__BRIEF__:
Each record must be retyped in full. No character may differ.

__DATASET CONTENT__:
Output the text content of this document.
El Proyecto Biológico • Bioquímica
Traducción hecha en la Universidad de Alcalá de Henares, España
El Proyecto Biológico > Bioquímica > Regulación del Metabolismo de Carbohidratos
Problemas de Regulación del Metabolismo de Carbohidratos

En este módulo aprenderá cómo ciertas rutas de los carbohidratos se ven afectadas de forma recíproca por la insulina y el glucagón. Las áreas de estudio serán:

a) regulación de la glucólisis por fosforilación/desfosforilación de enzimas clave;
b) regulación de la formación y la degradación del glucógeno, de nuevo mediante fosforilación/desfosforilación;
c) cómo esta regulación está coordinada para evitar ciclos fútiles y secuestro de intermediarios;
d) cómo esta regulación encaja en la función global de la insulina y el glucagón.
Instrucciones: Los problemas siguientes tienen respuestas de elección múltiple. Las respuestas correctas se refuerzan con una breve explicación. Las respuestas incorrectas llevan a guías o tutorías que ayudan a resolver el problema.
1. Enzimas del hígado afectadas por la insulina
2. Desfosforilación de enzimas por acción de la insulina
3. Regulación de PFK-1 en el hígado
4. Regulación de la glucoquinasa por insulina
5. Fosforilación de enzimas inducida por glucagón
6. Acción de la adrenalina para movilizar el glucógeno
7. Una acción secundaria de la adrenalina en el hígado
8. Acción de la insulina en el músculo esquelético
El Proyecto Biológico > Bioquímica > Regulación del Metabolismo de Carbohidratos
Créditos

__TASK RESPONSE__:
Output the text content of this document.
El Proyecto Biológico • Bioquímica
Traducción hecha en la Universidad de Alcalá de Henares, España
El Proyecto Biológico > Bioquímica > Regulación del Metabolismo de Carbohidratos
Problemas de Regulación del Metabolismo de Carbohidratos

En este módulo aprenderá cómo ciertas rutas de los carbohidratos se ven afectadas de forma recíproca por la insulina y el glucagón. Las áreas de estudio serán:

a) regulación de la glucólisis por fosforilación/desfosforilación de enzimas clave;
b) regulación de la formación y la degradación del glucógeno, de nuevo mediante fosforilación/desfosforilación;
c) cómo esta regulación está coordinada para evitar ciclos fútiles y secuestro de intermediarios;
d) cómo esta regulación encaja en la función global de la insulina y el glucagón.
Instrucciones: Los problemas siguientes tienen respuestas de elección múltiple. Las respuestas correctas se refuerzan con una breve explicación. Las respuestas incorrectas llevan a guías o tutorías que ayudan a resolver el problema.
1. Enzimas del hígado afectadas por la insulina
2. Desfosforilación de enzimas por acción de la insulina
3. Regulación de PFK-1 en el hígado
4. Regulación de la glucoquinasa por insulina
5. Fosforilación de enzimas inducida por glucagón
6. Acción de la adrenalina para movilizar el glucógeno
7. Una acción secundaria de la adrenalina en el hígado
8. Acción de la insulina en el músculo esquelético
El Proyecto Biológico > Bioquímica > Regulación del Metabolismo de Carbohidratos
Créditos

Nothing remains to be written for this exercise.